TO DO – Please copy all the lines that follow, word for word.

Part of a data file
>> start

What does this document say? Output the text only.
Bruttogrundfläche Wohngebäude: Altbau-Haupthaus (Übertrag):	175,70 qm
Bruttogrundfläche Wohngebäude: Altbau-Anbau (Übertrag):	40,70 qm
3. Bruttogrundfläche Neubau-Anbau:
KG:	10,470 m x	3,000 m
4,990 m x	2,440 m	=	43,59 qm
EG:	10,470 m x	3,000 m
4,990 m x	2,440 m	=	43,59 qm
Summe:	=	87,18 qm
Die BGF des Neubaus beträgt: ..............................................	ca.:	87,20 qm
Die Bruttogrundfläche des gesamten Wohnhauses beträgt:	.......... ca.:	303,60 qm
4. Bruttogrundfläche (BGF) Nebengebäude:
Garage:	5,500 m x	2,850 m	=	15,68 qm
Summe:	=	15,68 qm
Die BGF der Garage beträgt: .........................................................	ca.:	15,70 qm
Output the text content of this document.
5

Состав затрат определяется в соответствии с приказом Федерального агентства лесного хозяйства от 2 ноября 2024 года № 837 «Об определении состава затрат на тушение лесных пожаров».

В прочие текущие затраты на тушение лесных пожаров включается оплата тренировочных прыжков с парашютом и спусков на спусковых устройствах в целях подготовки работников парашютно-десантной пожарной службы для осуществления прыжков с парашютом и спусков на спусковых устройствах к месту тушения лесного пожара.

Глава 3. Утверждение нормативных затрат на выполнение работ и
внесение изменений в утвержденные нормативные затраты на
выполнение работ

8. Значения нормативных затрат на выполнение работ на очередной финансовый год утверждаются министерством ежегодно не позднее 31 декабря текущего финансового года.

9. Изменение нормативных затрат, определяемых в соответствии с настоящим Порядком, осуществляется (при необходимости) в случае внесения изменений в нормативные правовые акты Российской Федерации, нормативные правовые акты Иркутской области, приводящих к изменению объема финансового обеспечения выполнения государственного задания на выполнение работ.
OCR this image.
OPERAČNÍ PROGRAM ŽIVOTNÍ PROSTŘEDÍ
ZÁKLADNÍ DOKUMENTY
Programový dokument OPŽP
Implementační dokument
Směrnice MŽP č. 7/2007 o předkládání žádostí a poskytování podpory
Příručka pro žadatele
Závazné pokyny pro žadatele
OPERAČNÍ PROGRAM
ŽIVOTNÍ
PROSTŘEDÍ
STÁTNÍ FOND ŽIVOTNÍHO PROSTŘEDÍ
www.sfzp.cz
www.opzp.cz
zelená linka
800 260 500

>> end

FULL OUTPUT –
What does this document say? Output the text only.
Bruttogrundfläche Wohngebäude: Altbau-Haupthaus (Übertrag):	175,70 qm
Bruttogrundfläche Wohngebäude: Altbau-Anbau (Übertrag):	40,70 qm
3. Bruttogrundfläche Neubau-Anbau:
KG:	10,470 m x	3,000 m
4,990 m x	2,440 m	=	43,59 qm
EG:	10,470 m x	3,000 m
4,990 m x	2,440 m	=	43,59 qm
Summe:	=	87,18 qm
Die BGF des Neubaus beträgt: ..............................................	ca.:	87,20 qm
Die Bruttogrundfläche des gesamten Wohnhauses beträgt:	.......... ca.:	303,60 qm
4. Bruttogrundfläche (BGF) Nebengebäude:
Garage:	5,500 m x	2,850 m	=	15,68 qm
Summe:	=	15,68 qm
Die BGF der Garage beträgt: .........................................................	ca.:	15,70 qm
Output the text content of this document.
5

Состав затрат определяется в соответствии с приказом Федерального агентства лесного хозяйства от 2 ноября 2024 года № 837 «Об определении состава затрат на тушение лесных пожаров».

В прочие текущие затраты на тушение лесных пожаров включается оплата тренировочных прыжков с парашютом и спусков на спусковых устройствах в целях подготовки работников парашютно-десантной пожарной службы для осуществления прыжков с парашютом и спусков на спусковых устройствах к месту тушения лесного пожара.

Глава 3. Утверждение нормативных затрат на выполнение работ и
внесение изменений в утвержденные нормативные затраты на
выполнение работ

8. Значения нормативных затрат на выполнение работ на очередной финансовый год утверждаются министерством ежегодно не позднее 31 декабря текущего финансового года.

9. Изменение нормативных затрат, определяемых в соответствии с настоящим Порядком, осуществляется (при необходимости) в случае внесения изменений в нормативные правовые акты Российской Федерации, нормативные правовые акты Иркутской области, приводящих к изменению объема финансового обеспечения выполнения государственного задания на выполнение работ.
OCR this image.
OPERAČNÍ PROGRAM ŽIVOTNÍ PROSTŘEDÍ
ZÁKLADNÍ DOKUMENTY
Programový dokument OPŽP
Implementační dokument
Směrnice MŽP č. 7/2007 o předkládání žádostí a poskytování podpory
Příručka pro žadatele
Závazné pokyny pro žadatele
OPERAČNÍ PROGRAM
ŽIVOTNÍ
PROSTŘEDÍ
STÁTNÍ FOND ŽIVOTNÍHO PROSTŘEDÍ
www.sfzp.cz
www.opzp.cz
zelená linka
800 260 500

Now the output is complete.